◆ **Given data**
###

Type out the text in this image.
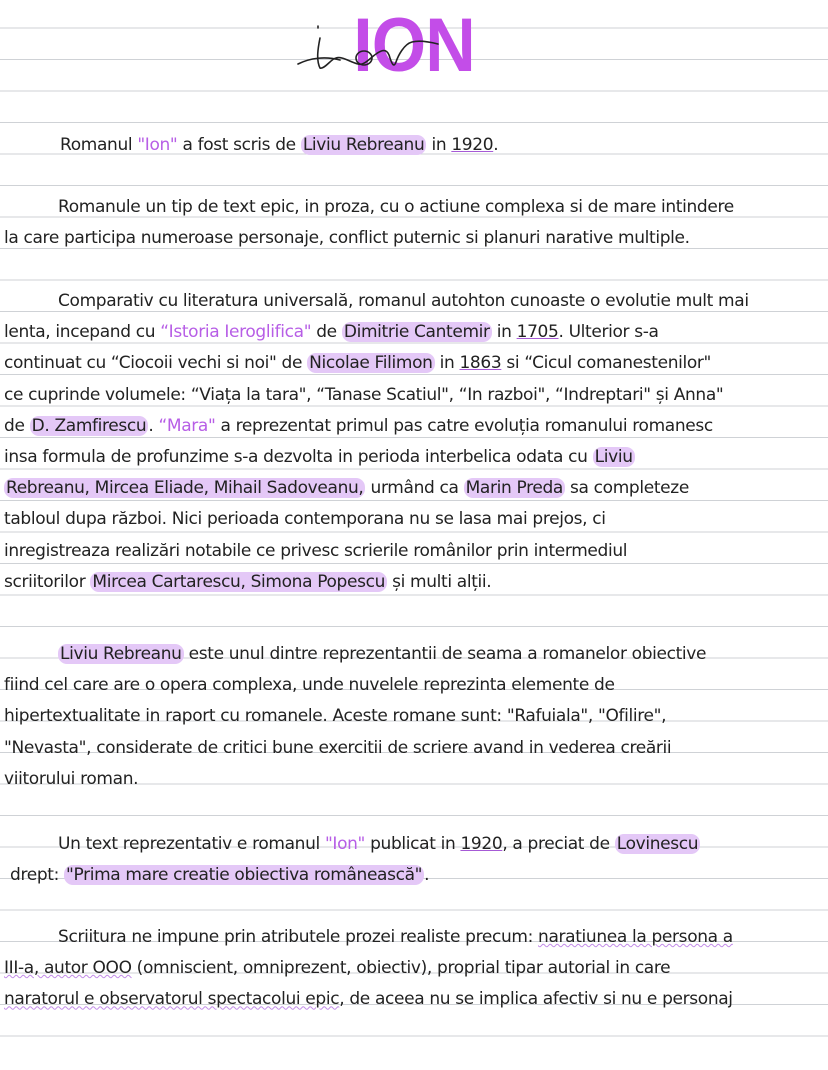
ION

Romanul "Ion" a fost scris de Liviu Rebreanu in 1920.

Romanule un tip de text epic, in proza, cu o actiune complexa si de mare intindere
la care participa numeroase personaje, conflict puternic si planuri narative multiple.

Comparativ cu literatura universală, romanul autohton cunoaste o evolutie mult mai
lenta, incepand cu “Istoria Ieroglifica" de Dimitrie Cantemir in 1705. Ulterior s-a
continuat cu “Ciocoii vechi si noi" de Nicolae Filimon in 1863 si “Cicul comanestenilor"
ce cuprinde volumele: “Viața la tara", “Tanase Scatiul", “In razboi", “Indreptari" și Anna"
de D. Zamfirescu . “Mara" a reprezentat primul pas catre evoluția romanului romanesc
insa formula de profunzime s-a dezvolta in perioda interbelica odata cu Liviu
Rebreanu, Mircea Eliade, Mihail Sadoveanu, urmând ca Marin Preda sa completeze
tabloul dupa război. Nici perioada contemporana nu se lasa mai prejos, ci
inregistreaza realizări notabile ce privesc scrierile românilor prin intermediul
scriitorilor Mircea Cartarescu, Simona Popescu și multi alții.

Liviu Rebreanu este unul dintre reprezentantii de seama a romanelor obiective
fiind cel care are o opera complexa, unde nuvelele reprezinta elemente de
hipertextualitate in raport cu romanele. Aceste romane sunt: "Rafuiala", "Ofilire",
"Nevasta", considerate de critici bune exercitii de scriere avand in vederea creării
viitorului roman.

Un text reprezentativ e romanul "Ion" publicat in 1920, a preciat de Lovinescu
drept: "Prima mare creatie obiectiva românească" .

Scriitura ne impune prin atributele prozei realiste precum: naratiunea la persona a
III-a, autor OOO (omniscient, omniprezent, obiectiv), proprial tipar autorial in care
naratorul e observatorul spectacolui epic, de aceea nu se implica afectiv si nu e personaj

###

◆ **Your instructions**
Your task is to gather all lines from the entries above that hold the word "Rebreanu".

◆ **Written answer**
Romanul "Ion" a fost scris de Liviu Rebreanu in 1920.
Rebreanu, Mircea Eliade, Mihail Sadoveanu, urmând ca Marin Preda sa completeze
Liviu Rebreanu este unul dintre reprezentantii de seama a romanelor obiective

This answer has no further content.